[Dataset records on visual material]
------------
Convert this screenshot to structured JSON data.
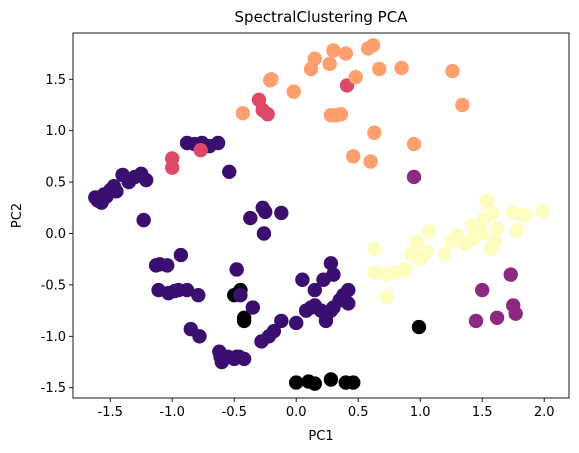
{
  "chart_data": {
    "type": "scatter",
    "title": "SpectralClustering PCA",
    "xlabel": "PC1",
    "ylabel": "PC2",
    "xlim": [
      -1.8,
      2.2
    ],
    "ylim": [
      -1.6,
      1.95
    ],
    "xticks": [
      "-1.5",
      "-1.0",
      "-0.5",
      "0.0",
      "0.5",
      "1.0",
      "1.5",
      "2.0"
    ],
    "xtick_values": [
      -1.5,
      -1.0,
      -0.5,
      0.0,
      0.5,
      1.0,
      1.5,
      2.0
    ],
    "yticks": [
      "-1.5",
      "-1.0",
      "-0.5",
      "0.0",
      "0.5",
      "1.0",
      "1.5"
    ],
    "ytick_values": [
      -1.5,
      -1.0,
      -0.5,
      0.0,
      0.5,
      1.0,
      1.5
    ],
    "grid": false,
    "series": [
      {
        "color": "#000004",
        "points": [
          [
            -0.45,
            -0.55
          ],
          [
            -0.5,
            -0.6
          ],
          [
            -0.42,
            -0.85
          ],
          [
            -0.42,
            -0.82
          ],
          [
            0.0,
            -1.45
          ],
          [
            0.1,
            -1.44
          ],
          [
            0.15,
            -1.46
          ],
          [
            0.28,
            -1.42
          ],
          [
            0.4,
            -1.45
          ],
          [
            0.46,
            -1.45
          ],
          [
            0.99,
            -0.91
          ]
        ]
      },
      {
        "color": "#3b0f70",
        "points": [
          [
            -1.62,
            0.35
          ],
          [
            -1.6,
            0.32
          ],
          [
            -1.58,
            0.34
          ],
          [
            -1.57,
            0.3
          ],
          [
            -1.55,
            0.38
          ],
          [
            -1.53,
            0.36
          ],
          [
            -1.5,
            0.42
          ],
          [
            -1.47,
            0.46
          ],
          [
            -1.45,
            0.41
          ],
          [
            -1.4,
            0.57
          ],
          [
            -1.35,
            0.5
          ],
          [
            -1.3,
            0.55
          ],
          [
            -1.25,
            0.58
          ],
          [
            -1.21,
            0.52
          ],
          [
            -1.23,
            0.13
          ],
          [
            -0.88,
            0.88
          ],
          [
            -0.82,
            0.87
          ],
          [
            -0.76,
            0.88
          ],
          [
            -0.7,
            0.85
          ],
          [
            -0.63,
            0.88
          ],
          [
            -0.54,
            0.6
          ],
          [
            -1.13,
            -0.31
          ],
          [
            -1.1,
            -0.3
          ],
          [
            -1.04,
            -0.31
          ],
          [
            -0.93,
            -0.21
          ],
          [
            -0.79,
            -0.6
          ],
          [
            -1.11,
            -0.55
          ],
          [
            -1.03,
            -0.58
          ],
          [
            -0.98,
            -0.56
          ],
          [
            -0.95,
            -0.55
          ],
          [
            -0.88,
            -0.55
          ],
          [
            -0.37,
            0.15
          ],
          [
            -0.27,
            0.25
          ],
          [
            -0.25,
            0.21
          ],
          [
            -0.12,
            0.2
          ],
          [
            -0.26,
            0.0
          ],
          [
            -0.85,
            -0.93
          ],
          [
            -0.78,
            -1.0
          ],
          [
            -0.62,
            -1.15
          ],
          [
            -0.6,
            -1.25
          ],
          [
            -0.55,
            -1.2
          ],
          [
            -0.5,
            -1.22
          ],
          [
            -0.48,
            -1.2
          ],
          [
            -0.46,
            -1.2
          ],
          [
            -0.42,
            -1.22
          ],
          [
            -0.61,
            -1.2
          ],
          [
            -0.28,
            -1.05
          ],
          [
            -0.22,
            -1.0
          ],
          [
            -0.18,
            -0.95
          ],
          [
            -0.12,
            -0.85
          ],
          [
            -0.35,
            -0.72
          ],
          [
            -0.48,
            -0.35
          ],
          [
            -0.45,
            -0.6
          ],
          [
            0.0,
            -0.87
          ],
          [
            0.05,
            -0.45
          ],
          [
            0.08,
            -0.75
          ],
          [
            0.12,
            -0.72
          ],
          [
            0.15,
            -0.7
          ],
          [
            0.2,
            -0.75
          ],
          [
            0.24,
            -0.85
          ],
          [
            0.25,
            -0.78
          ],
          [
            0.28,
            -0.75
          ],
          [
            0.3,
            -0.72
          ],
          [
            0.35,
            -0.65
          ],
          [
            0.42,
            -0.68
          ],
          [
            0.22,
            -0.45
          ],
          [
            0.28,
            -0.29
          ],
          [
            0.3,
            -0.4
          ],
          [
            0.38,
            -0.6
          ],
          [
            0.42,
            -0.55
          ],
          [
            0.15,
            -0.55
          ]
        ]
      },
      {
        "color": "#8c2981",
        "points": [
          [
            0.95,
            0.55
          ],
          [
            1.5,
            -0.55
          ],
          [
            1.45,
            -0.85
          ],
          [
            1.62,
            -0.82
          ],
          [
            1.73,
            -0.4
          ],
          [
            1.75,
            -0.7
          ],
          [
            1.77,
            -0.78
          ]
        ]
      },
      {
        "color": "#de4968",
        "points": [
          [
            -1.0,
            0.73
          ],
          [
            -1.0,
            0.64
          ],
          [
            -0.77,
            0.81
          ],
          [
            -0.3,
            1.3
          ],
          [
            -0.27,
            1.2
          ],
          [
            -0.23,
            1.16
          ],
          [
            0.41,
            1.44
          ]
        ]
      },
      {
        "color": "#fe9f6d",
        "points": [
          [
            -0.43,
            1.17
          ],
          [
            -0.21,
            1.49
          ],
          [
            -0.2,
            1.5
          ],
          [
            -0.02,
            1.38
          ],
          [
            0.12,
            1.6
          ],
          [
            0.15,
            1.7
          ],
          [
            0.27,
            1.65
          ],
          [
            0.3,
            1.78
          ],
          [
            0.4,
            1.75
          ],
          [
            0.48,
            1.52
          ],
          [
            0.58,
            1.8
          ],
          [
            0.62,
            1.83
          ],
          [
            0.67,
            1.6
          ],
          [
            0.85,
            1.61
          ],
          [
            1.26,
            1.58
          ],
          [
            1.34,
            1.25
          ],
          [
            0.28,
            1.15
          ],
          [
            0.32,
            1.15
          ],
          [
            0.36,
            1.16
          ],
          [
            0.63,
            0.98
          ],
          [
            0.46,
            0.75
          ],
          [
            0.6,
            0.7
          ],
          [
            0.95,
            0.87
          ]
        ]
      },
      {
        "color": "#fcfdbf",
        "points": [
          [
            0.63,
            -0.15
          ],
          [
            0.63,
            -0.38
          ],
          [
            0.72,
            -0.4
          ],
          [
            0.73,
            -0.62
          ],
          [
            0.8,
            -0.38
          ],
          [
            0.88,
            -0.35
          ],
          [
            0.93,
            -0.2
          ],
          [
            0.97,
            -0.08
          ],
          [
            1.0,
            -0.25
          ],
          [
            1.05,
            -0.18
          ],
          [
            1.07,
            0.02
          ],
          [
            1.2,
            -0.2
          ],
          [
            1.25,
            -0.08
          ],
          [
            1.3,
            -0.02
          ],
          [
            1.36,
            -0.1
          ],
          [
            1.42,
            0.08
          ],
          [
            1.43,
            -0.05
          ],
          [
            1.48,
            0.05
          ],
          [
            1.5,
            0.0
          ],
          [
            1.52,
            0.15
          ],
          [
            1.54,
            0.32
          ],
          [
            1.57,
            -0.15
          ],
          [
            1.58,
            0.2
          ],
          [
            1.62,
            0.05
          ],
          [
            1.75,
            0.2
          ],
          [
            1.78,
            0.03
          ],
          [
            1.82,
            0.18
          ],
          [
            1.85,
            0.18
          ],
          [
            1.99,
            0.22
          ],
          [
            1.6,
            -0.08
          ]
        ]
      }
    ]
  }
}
------------
▶ _GOAL OF THE EXERCISE_
Copy each line above precisely, dropping the pictures.

▶ _FINAL ANSWER_
Convert this screenshot to structured JSON data.
{
  "chart_data": {
    "type": "scatter",
    "title": "SpectralClustering PCA",
    "xlabel": "PC1",
    "ylabel": "PC2",
    "xlim": [
      -1.8,
      2.2
    ],
    "ylim": [
      -1.6,
      1.95
    ],
    "xticks": [
      "-1.5",
      "-1.0",
      "-0.5",
      "0.0",
      "0.5",
      "1.0",
      "1.5",
      "2.0"
    ],
    "xtick_values": [
      -1.5,
      -1.0,
      -0.5,
      0.0,
      0.5,
      1.0,
      1.5,
      2.0
    ],
    "yticks": [
      "-1.5",
      "-1.0",
      "-0.5",
      "0.0",
      "0.5",
      "1.0",
      "1.5"
    ],
    "ytick_values": [
      -1.5,
      -1.0,
      -0.5,
      0.0,
      0.5,
      1.0,
      1.5
    ],
    "grid": false,
    "series": [
      {
        "color": "#000004",
        "points": [
          [
            -0.45,
            -0.55
          ],
          [
            -0.5,
            -0.6
          ],
          [
            -0.42,
            -0.85
          ],
          [
            -0.42,
            -0.82
          ],
          [
            0.0,
            -1.45
          ],
          [
            0.1,
            -1.44
          ],
          [
            0.15,
            -1.46
          ],
          [
            0.28,
            -1.42
          ],
          [
            0.4,
            -1.45
          ],
          [
            0.46,
            -1.45
          ],
          [
            0.99,
            -0.91
          ]
        ]
      },
      {
        "color": "#3b0f70",
        "points": [
          [
            -1.62,
            0.35
          ],
          [
            -1.6,
            0.32
          ],
          [
            -1.58,
            0.34
          ],
          [
            -1.57,
            0.3
          ],
          [
            -1.55,
            0.38
          ],
          [
            -1.53,
            0.36
          ],
          [
            -1.5,
            0.42
          ],
          [
            -1.47,
            0.46
          ],
          [
            -1.45,
            0.41
          ],
          [
            -1.4,
            0.57
          ],
          [
            -1.35,
            0.5
          ],
          [
            -1.3,
            0.55
          ],
          [
            -1.25,
            0.58
          ],
          [
            -1.21,
            0.52
          ],
          [
            -1.23,
            0.13
          ],
          [
            -0.88,
            0.88
          ],
          [
            -0.82,
            0.87
          ],
          [
            -0.76,
            0.88
          ],
          [
            -0.7,
            0.85
          ],
          [
            -0.63,
            0.88
          ],
          [
            -0.54,
            0.6
          ],
          [
            -1.13,
            -0.31
          ],
          [
            -1.1,
            -0.3
          ],
          [
            -1.04,
            -0.31
          ],
          [
            -0.93,
            -0.21
          ],
          [
            -0.79,
            -0.6
          ],
          [
            -1.11,
            -0.55
          ],
          [
            -1.03,
            -0.58
          ],
          [
            -0.98,
            -0.56
          ],
          [
            -0.95,
            -0.55
          ],
          [
            -0.88,
            -0.55
          ],
          [
            -0.37,
            0.15
          ],
          [
            -0.27,
            0.25
          ],
          [
            -0.25,
            0.21
          ],
          [
            -0.12,
            0.2
          ],
          [
            -0.26,
            0.0
          ],
          [
            -0.85,
            -0.93
          ],
          [
            -0.78,
            -1.0
          ],
          [
            -0.62,
            -1.15
          ],
          [
            -0.6,
            -1.25
          ],
          [
            -0.55,
            -1.2
          ],
          [
            -0.5,
            -1.22
          ],
          [
            -0.48,
            -1.2
          ],
          [
            -0.46,
            -1.2
          ],
          [
            -0.42,
            -1.22
          ],
          [
            -0.61,
            -1.2
          ],
          [
            -0.28,
            -1.05
          ],
          [
            -0.22,
            -1.0
          ],
          [
            -0.18,
            -0.95
          ],
          [
            -0.12,
            -0.85
          ],
          [
            -0.35,
            -0.72
          ],
          [
            -0.48,
            -0.35
          ],
          [
            -0.45,
            -0.6
          ],
          [
            0.0,
            -0.87
          ],
          [
            0.05,
            -0.45
          ],
          [
            0.08,
            -0.75
          ],
          [
            0.12,
            -0.72
          ],
          [
            0.15,
            -0.7
          ],
          [
            0.2,
            -0.75
          ],
          [
            0.24,
            -0.85
          ],
          [
            0.25,
            -0.78
          ],
          [
            0.28,
            -0.75
          ],
          [
            0.3,
            -0.72
          ],
          [
            0.35,
            -0.65
          ],
          [
            0.42,
            -0.68
          ],
          [
            0.22,
            -0.45
          ],
          [
            0.28,
            -0.29
          ],
          [
            0.3,
            -0.4
          ],
          [
            0.38,
            -0.6
          ],
          [
            0.42,
            -0.55
          ],
          [
            0.15,
            -0.55
          ]
        ]
      },
      {
        "color": "#8c2981",
        "points": [
          [
            0.95,
            0.55
          ],
          [
            1.5,
            -0.55
          ],
          [
            1.45,
            -0.85
          ],
          [
            1.62,
            -0.82
          ],
          [
            1.73,
            -0.4
          ],
          [
            1.75,
            -0.7
          ],
          [
            1.77,
            -0.78
          ]
        ]
      },
      {
        "color": "#de4968",
        "points": [
          [
            -1.0,
            0.73
          ],
          [
            -1.0,
            0.64
          ],
          [
            -0.77,
            0.81
          ],
          [
            -0.3,
            1.3
          ],
          [
            -0.27,
            1.2
          ],
          [
            -0.23,
            1.16
          ],
          [
            0.41,
            1.44
          ]
        ]
      },
      {
        "color": "#fe9f6d",
        "points": [
          [
            -0.43,
            1.17
          ],
          [
            -0.21,
            1.49
          ],
          [
            -0.2,
            1.5
          ],
          [
            -0.02,
            1.38
          ],
          [
            0.12,
            1.6
          ],
          [
            0.15,
            1.7
          ],
          [
            0.27,
            1.65
          ],
          [
            0.3,
            1.78
          ],
          [
            0.4,
            1.75
          ],
          [
            0.48,
            1.52
          ],
          [
            0.58,
            1.8
          ],
          [
            0.62,
            1.83
          ],
          [
            0.67,
            1.6
          ],
          [
            0.85,
            1.61
          ],
          [
            1.26,
            1.58
          ],
          [
            1.34,
            1.25
          ],
          [
            0.28,
            1.15
          ],
          [
            0.32,
            1.15
          ],
          [
            0.36,
            1.16
          ],
          [
            0.63,
            0.98
          ],
          [
            0.46,
            0.75
          ],
          [
            0.6,
            0.7
          ],
          [
            0.95,
            0.87
          ]
        ]
      },
      {
        "color": "#fcfdbf",
        "points": [
          [
            0.63,
            -0.15
          ],
          [
            0.63,
            -0.38
          ],
          [
            0.72,
            -0.4
          ],
          [
            0.73,
            -0.62
          ],
          [
            0.8,
            -0.38
          ],
          [
            0.88,
            -0.35
          ],
          [
            0.93,
            -0.2
          ],
          [
            0.97,
            -0.08
          ],
          [
            1.0,
            -0.25
          ],
          [
            1.05,
            -0.18
          ],
          [
            1.07,
            0.02
          ],
          [
            1.2,
            -0.2
          ],
          [
            1.25,
            -0.08
          ],
          [
            1.3,
            -0.02
          ],
          [
            1.36,
            -0.1
          ],
          [
            1.42,
            0.08
          ],
          [
            1.43,
            -0.05
          ],
          [
            1.48,
            0.05
          ],
          [
            1.5,
            0.0
          ],
          [
            1.52,
            0.15
          ],
          [
            1.54,
            0.32
          ],
          [
            1.57,
            -0.15
          ],
          [
            1.58,
            0.2
          ],
          [
            1.62,
            0.05
          ],
          [
            1.75,
            0.2
          ],
          [
            1.78,
            0.03
          ],
          [
            1.82,
            0.18
          ],
          [
            1.85,
            0.18
          ],
          [
            1.99,
            0.22
          ],
          [
            1.6,
            -0.08
          ]
        ]
      }
    ]
  }
}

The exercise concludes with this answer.